» **Supplied data**
━━━━━━━━━━━━━━━━━━━━━━━━━━━━━━
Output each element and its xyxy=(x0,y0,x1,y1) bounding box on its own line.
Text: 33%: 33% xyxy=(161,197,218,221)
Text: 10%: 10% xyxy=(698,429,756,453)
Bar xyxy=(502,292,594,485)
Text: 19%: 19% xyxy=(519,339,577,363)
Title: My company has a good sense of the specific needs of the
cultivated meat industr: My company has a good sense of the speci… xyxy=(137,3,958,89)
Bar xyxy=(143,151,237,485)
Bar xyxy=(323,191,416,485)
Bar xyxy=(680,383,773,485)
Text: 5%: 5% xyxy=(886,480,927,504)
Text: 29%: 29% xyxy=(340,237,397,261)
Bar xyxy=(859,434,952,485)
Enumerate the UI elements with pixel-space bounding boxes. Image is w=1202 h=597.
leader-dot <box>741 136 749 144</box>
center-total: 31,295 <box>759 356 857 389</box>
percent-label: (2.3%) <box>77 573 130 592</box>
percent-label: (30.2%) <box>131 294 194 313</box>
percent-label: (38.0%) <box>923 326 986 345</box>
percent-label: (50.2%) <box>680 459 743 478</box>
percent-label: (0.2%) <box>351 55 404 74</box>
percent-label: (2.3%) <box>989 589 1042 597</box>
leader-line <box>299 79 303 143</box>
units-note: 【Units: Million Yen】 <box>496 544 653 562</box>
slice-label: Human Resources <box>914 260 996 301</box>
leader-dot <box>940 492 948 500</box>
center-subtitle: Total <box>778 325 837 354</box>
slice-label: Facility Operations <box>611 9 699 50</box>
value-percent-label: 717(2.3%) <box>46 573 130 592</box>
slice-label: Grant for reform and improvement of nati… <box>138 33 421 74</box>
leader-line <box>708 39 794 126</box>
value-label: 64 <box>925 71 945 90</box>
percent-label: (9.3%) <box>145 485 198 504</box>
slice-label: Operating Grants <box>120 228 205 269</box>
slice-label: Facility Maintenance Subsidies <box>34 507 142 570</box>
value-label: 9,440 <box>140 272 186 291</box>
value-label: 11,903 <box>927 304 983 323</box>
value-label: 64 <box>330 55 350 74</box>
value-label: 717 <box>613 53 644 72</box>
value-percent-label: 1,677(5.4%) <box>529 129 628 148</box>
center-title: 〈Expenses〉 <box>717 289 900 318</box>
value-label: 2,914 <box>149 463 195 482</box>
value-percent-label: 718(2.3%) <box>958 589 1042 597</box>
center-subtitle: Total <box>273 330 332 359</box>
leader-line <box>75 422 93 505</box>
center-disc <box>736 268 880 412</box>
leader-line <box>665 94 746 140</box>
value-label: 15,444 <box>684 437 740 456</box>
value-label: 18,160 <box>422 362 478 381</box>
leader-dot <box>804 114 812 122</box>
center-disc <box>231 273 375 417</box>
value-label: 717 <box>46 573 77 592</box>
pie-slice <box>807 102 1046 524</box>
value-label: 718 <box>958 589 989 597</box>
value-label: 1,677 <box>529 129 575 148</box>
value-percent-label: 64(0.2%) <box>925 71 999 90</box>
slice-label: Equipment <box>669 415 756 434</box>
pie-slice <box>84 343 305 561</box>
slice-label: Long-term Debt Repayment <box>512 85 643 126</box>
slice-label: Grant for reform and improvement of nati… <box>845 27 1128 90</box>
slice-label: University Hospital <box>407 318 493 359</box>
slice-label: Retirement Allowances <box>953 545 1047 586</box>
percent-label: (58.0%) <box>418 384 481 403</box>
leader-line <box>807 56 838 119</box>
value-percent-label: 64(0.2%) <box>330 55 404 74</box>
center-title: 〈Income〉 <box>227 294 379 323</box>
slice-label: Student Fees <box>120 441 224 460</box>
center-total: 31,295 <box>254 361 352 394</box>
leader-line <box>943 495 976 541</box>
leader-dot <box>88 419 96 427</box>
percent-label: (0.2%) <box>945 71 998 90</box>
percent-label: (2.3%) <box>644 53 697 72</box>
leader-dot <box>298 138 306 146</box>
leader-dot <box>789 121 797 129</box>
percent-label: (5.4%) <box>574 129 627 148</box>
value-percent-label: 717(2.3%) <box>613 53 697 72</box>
━━━━━━━━━━━━━━━━━━━━━━━━━━━━━━
Extract, without alteration, the lines of the records starting at the first line and ending at the line that contains "leader-dot <box>741 136 749 144</box>", both ends included.

Output each element and its xyxy=(x0,y0,x1,y1) bounding box on its own line.
Text: 33%: 33% xyxy=(161,197,218,221)
Text: 10%: 10% xyxy=(698,429,756,453)
Bar xyxy=(502,292,594,485)
Text: 19%: 19% xyxy=(519,339,577,363)
Title: My company has a good sense of the specific needs of the
cultivated meat industr: My company has a good sense of the speci… xyxy=(137,3,958,89)
Bar xyxy=(143,151,237,485)
Bar xyxy=(323,191,416,485)
Bar xyxy=(680,383,773,485)
Text: 5%: 5% xyxy=(886,480,927,504)
Text: 29%: 29% xyxy=(340,237,397,261)
Bar xyxy=(859,434,952,485)
Enumerate the UI elements with pixel-space bounding boxes. Image is w=1202 h=597.
leader-dot <box>741 136 749 144</box>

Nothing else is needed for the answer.